Dataset entries:
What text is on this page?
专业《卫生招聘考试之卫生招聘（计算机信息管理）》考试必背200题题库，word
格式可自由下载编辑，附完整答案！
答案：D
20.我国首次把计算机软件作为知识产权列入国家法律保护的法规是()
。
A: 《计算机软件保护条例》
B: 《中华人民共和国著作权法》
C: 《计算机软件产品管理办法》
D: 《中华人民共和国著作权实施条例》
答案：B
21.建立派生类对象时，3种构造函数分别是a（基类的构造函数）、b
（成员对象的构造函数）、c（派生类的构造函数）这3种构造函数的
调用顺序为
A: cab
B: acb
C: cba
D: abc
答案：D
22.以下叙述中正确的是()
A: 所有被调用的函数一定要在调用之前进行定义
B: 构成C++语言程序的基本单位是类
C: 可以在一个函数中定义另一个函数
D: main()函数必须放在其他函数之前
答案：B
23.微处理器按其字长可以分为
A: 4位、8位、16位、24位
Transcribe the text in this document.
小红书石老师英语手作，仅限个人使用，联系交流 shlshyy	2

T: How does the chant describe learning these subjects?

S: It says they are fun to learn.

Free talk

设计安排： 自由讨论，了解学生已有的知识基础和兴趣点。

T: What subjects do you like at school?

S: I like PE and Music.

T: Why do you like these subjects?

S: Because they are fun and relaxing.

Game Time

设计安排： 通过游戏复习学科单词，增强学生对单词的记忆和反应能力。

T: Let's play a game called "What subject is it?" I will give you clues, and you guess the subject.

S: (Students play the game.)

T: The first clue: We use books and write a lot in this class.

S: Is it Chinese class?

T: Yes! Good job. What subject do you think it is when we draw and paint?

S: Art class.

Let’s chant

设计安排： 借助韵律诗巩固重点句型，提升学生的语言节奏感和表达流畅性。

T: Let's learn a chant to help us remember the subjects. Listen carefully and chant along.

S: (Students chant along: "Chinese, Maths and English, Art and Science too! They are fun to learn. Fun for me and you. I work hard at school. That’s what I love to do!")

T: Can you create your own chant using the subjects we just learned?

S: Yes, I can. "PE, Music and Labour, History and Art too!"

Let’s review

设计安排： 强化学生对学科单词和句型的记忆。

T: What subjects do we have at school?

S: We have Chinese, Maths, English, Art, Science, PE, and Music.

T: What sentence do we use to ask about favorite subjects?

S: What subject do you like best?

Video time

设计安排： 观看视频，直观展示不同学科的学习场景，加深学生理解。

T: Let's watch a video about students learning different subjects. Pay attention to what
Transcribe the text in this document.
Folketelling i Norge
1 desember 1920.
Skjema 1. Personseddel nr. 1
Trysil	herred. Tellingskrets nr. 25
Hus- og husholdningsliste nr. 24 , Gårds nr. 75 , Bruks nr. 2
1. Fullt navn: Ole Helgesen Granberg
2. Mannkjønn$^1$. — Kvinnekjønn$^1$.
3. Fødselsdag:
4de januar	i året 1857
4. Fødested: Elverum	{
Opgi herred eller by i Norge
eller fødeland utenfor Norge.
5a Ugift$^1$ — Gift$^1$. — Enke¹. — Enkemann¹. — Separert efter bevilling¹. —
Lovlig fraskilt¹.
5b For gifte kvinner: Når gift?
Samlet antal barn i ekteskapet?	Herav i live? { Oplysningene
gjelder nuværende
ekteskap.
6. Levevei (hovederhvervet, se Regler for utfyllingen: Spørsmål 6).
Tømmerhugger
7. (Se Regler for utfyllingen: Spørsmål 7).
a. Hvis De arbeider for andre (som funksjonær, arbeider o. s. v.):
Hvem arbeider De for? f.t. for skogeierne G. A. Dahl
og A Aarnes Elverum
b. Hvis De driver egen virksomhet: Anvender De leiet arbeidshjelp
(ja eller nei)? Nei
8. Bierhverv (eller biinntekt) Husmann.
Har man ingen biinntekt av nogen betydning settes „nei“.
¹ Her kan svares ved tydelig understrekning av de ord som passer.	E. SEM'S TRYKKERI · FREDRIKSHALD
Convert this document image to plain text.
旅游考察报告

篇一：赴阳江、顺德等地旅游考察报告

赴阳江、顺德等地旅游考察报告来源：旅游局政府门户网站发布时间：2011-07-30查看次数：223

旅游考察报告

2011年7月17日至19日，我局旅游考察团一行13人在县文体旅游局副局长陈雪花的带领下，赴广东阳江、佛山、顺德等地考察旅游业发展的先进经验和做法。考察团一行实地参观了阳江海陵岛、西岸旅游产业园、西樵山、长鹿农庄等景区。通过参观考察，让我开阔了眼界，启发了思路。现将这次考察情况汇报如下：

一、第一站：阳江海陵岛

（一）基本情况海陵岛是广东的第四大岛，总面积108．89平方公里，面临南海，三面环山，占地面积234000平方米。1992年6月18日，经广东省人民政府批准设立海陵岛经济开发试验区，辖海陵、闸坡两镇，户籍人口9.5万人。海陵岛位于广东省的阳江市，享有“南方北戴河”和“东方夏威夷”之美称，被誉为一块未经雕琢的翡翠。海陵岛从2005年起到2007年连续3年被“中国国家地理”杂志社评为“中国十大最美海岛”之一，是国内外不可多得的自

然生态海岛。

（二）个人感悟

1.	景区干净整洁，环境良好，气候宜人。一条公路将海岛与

Written exercise:
Restate the listing above word for word.

Problem solution:
What text is on this page?
专业《卫生招聘考试之卫生招聘（计算机信息管理）》考试必背200题题库，word
格式可自由下载编辑，附完整答案！
答案：D
20.我国首次把计算机软件作为知识产权列入国家法律保护的法规是()
。
A: 《计算机软件保护条例》
B: 《中华人民共和国著作权法》
C: 《计算机软件产品管理办法》
D: 《中华人民共和国著作权实施条例》
答案：B
21.建立派生类对象时，3种构造函数分别是a（基类的构造函数）、b
（成员对象的构造函数）、c（派生类的构造函数）这3种构造函数的
调用顺序为
A: cab
B: acb
C: cba
D: abc
答案：D
22.以下叙述中正确的是()
A: 所有被调用的函数一定要在调用之前进行定义
B: 构成C++语言程序的基本单位是类
C: 可以在一个函数中定义另一个函数
D: main()函数必须放在其他函数之前
答案：B
23.微处理器按其字长可以分为
A: 4位、8位、16位、24位
Transcribe the text in this document.
小红书石老师英语手作，仅限个人使用，联系交流 shlshyy	2

T: How does the chant describe learning these subjects?

S: It says they are fun to learn.

Free talk

设计安排： 自由讨论，了解学生已有的知识基础和兴趣点。

T: What subjects do you like at school?

S: I like PE and Music.

T: Why do you like these subjects?

S: Because they are fun and relaxing.

Game Time

设计安排： 通过游戏复习学科单词，增强学生对单词的记忆和反应能力。

T: Let's play a game called "What subject is it?" I will give you clues, and you guess the subject.

S: (Students play the game.)

T: The first clue: We use books and write a lot in this class.

S: Is it Chinese class?

T: Yes! Good job. What subject do you think it is when we draw and paint?

S: Art class.

Let’s chant

设计安排： 借助韵律诗巩固重点句型，提升学生的语言节奏感和表达流畅性。

T: Let's learn a chant to help us remember the subjects. Listen carefully and chant along.

S: (Students chant along: "Chinese, Maths and English, Art and Science too! They are fun to learn. Fun for me and you. I work hard at school. That’s what I love to do!")

T: Can you create your own chant using the subjects we just learned?

S: Yes, I can. "PE, Music and Labour, History and Art too!"

Let’s review

设计安排： 强化学生对学科单词和句型的记忆。

T: What subjects do we have at school?

S: We have Chinese, Maths, English, Art, Science, PE, and Music.

T: What sentence do we use to ask about favorite subjects?

S: What subject do you like best?

Video time

设计安排： 观看视频，直观展示不同学科的学习场景，加深学生理解。

T: Let's watch a video about students learning different subjects. Pay attention to what
Transcribe the text in this document.
Folketelling i Norge
1 desember 1920.
Skjema 1. Personseddel nr. 1
Trysil	herred. Tellingskrets nr. 25
Hus- og husholdningsliste nr. 24 , Gårds nr. 75 , Bruks nr. 2
1. Fullt navn: Ole Helgesen Granberg
2. Mannkjønn$^1$. — Kvinnekjønn$^1$.
3. Fødselsdag:
4de januar	i året 1857
4. Fødested: Elverum	{
Opgi herred eller by i Norge
eller fødeland utenfor Norge.
5a Ugift$^1$ — Gift$^1$. — Enke¹. — Enkemann¹. — Separert efter bevilling¹. —
Lovlig fraskilt¹.
5b For gifte kvinner: Når gift?
Samlet antal barn i ekteskapet?	Herav i live? { Oplysningene
gjelder nuværende
ekteskap.
6. Levevei (hovederhvervet, se Regler for utfyllingen: Spørsmål 6).
Tømmerhugger
7. (Se Regler for utfyllingen: Spørsmål 7).
a. Hvis De arbeider for andre (som funksjonær, arbeider o. s. v.):
Hvem arbeider De for? f.t. for skogeierne G. A. Dahl
og A Aarnes Elverum
b. Hvis De driver egen virksomhet: Anvender De leiet arbeidshjelp
(ja eller nei)? Nei
8. Bierhverv (eller biinntekt) Husmann.
Har man ingen biinntekt av nogen betydning settes „nei“.
¹ Her kan svares ved tydelig understrekning av de ord som passer.	E. SEM'S TRYKKERI · FREDRIKSHALD
Convert this document image to plain text.
旅游考察报告

篇一：赴阳江、顺德等地旅游考察报告

赴阳江、顺德等地旅游考察报告来源：旅游局政府门户网站发布时间：2011-07-30查看次数：223

旅游考察报告

2011年7月17日至19日，我局旅游考察团一行13人在县文体旅游局副局长陈雪花的带领下，赴广东阳江、佛山、顺德等地考察旅游业发展的先进经验和做法。考察团一行实地参观了阳江海陵岛、西岸旅游产业园、西樵山、长鹿农庄等景区。通过参观考察，让我开阔了眼界，启发了思路。现将这次考察情况汇报如下：

一、第一站：阳江海陵岛

（一）基本情况海陵岛是广东的第四大岛，总面积108．89平方公里，面临南海，三面环山，占地面积234000平方米。1992年6月18日，经广东省人民政府批准设立海陵岛经济开发试验区，辖海陵、闸坡两镇，户籍人口9.5万人。海陵岛位于广东省的阳江市，享有“南方北戴河”和“东方夏威夷”之美称，被誉为一块未经雕琢的翡翠。海陵岛从2005年起到2007年连续3年被“中国国家地理”杂志社评为“中国十大最美海岛”之一，是国内外不可多得的自

然生态海岛。

（二）个人感悟

1.	景区干净整洁，环境良好，气候宜人。一条公路将海岛与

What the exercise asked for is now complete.